(Exercise instructions):
Please output the lines shown below exactly as they appear.

(Stored records)
++++++++++
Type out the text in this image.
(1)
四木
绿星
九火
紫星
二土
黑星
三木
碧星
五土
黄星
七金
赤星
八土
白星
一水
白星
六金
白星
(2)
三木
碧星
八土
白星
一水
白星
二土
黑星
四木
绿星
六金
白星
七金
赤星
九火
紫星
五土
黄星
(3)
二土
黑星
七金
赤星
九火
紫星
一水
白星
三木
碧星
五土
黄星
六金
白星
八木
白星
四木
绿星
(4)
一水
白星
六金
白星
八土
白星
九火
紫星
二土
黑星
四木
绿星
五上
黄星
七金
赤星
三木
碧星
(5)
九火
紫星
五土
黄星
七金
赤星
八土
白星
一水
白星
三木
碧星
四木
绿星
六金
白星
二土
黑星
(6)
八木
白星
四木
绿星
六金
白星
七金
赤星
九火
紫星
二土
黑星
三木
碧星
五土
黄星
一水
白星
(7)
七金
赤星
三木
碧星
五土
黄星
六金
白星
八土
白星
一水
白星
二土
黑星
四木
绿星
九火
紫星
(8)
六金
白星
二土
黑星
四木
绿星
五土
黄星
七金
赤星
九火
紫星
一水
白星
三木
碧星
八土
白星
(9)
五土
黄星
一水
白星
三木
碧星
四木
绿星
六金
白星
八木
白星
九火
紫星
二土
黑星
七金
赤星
++++++++++
(Solution to the exercise):
Type out the text in this image.
(1)
四木
绿星
九火
紫星
二土
黑星
三木
碧星
五土
黄星
七金
赤星
八土
白星
一水
白星
六金
白星
(2)
三木
碧星
八土
白星
一水
白星
二土
黑星
四木
绿星
六金
白星
七金
赤星
九火
紫星
五土
黄星
(3)
二土
黑星
七金
赤星
九火
紫星
一水
白星
三木
碧星
五土
黄星
六金
白星
八木
白星
四木
绿星
(4)
一水
白星
六金
白星
八土
白星
九火
紫星
二土
黑星
四木
绿星
五上
黄星
七金
赤星
三木
碧星
(5)
九火
紫星
五土
黄星
七金
赤星
八土
白星
一水
白星
三木
碧星
四木
绿星
六金
白星
二土
黑星
(6)
八木
白星
四木
绿星
六金
白星
七金
赤星
九火
紫星
二土
黑星
三木
碧星
五土
黄星
一水
白星
(7)
七金
赤星
三木
碧星
五土
黄星
六金
白星
八土
白星
一水
白星
二土
黑星
四木
绿星
九火
紫星
(8)
六金
白星
二土
黑星
四木
绿星
五土
黄星
七金
赤星
九火
紫星
一水
白星
三木
碧星
八土
白星
(9)
五土
黄星
一水
白星
三木
碧星
四木
绿星
六金
白星
八木
白星
九火
紫星
二土
黑星
七金
赤星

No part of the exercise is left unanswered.